- Text block:
————————

The problem is that in many cases shift register implementation is suboptimal. It only allows the calculation of one bit every clock. If a design has 32-bit wide datapath, meaning that every clock CRC module has to calculate CRC on 32-bit of data, this scheme will not work. Somehow this serial shift register implementation has to be converted into a parallel N-bit wide circuit, where N is the design datapath width, so that every clock N bits are processed.

I started researching the available literature on parallel CRC calculation methods and found only a handful of papers ([2], [3]) that deal with this issue. Most sources are academic and focus on the theoretical aspect of the problem. They are too impractical to implement in software or hardware for a quick code generation.

I came up with the following scheme that I’ve used to build an online Parallel CRC Generator tool. Here is a description of the steps in which I make use USB CRC5 mentioned above.    crc5-parallel

(1) Let’s denote N=data width, M=CRC width. For example, if we want to generate parallel USB CRC5 for 4-bit datapath, N=4, M=5.

————————

- Stored data:
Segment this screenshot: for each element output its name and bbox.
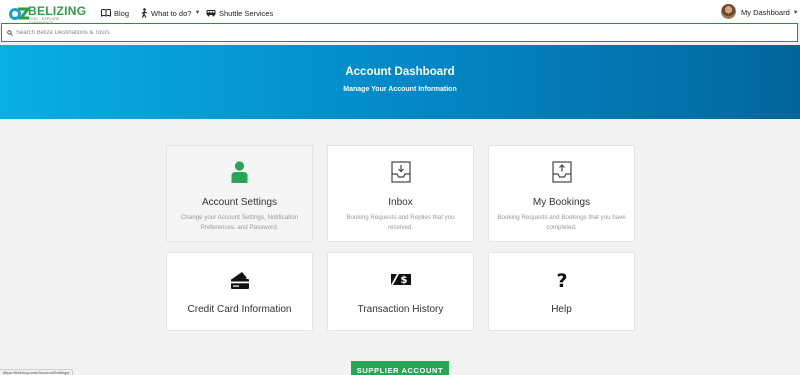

————————

- Directive: Continue the piece on parallel CRC calculation, starting right after its last sentence.

- Exercise result:
(2) Implement serial CRC generator routine using given polynomial or hex notation. It’s easy to do in any programming language or script: C, Java, Perl, Verilog, etc.

(3) Parallel CRC implementation is a function of N-bit data input as well as M-bit current state CRC, as shown in the above figure. We’re going to build two matrices: Mout (next state CRC) as a function of Min(current state CRC) when N=0 and Mout as a function of Nin when M=0.

(4) Using the routine from (2) calculate CRC for the N values when Min=0. Each value is one-hot encoded, that is there is only one bit set. For N=4 the values are 0x1, 0x2, 0x4, 0x8.  Mout = F(Nin,Min=0)

(5) Build NxM matrix, Each row contains the results from (3) in increasing order. For example, 1’st row contains the result of input=0x1, 2’nd row is input=0x2, etc. The output is M-bit wide, which the desired CRC width. Here is the matrix for USB CRC5 with N=4.

matrix1

(6) Each column in this matrix, and that’s the interesting part, represents an output bit Mout[i] as a function of Nin.

(7) Using the routine from (3) calculate CRC for the M values when Nin=0. Each value is one-hot encoded, that is there is only one bit set. For M=5 the values are 0x1, 0x2, 0x4, 0x8, 0x10.  Mout = F(Nin=0,Min)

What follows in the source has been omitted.